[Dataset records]
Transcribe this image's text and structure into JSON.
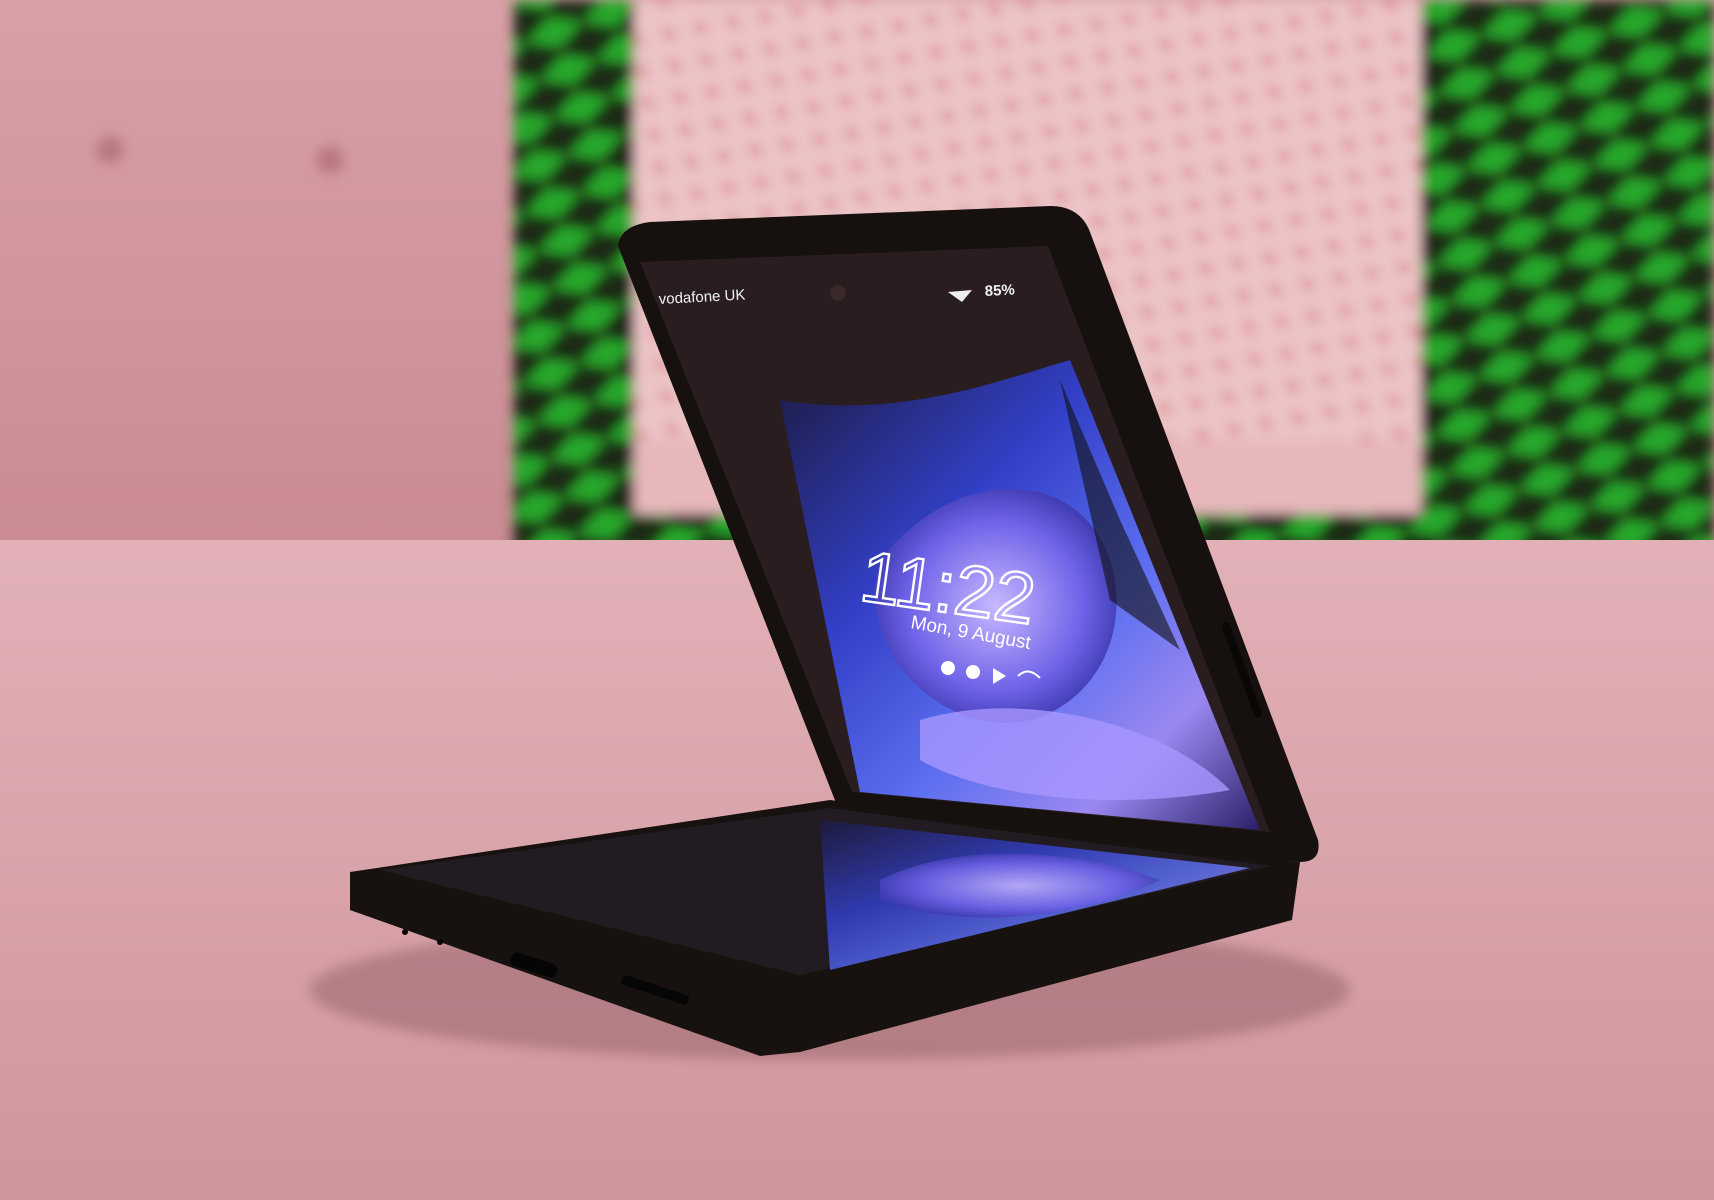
{
  "photo": {
    "subject": "foldable-phone",
    "colors": {
      "couch": "#d79aa2",
      "seat": "#d6a1a8",
      "pillow_frame": "#1e8a1e",
      "pillow_inner": "#e8b9bd",
      "phone_body": "#1a1416",
      "wallpaper": "#4a4fe0"
    }
  },
  "screen": {
    "carrier": "vodafone UK",
    "battery": "85%",
    "time": "11:22",
    "date": "Mon, 9 August"
  }
}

**SHORT TASK:**
Skipping the pictures, transcribe each line above exactly as it appears.

**THE COMPLETED TASK:**
Transcribe this image's text and structure into JSON.
{
  "photo": {
    "subject": "foldable-phone",
    "colors": {
      "couch": "#d79aa2",
      "seat": "#d6a1a8",
      "pillow_frame": "#1e8a1e",
      "pillow_inner": "#e8b9bd",
      "phone_body": "#1a1416",
      "wallpaper": "#4a4fe0"
    }
  },
  "screen": {
    "carrier": "vodafone UK",
    "battery": "85%",
    "time": "11:22",
    "date": "Mon, 9 August"
  }
}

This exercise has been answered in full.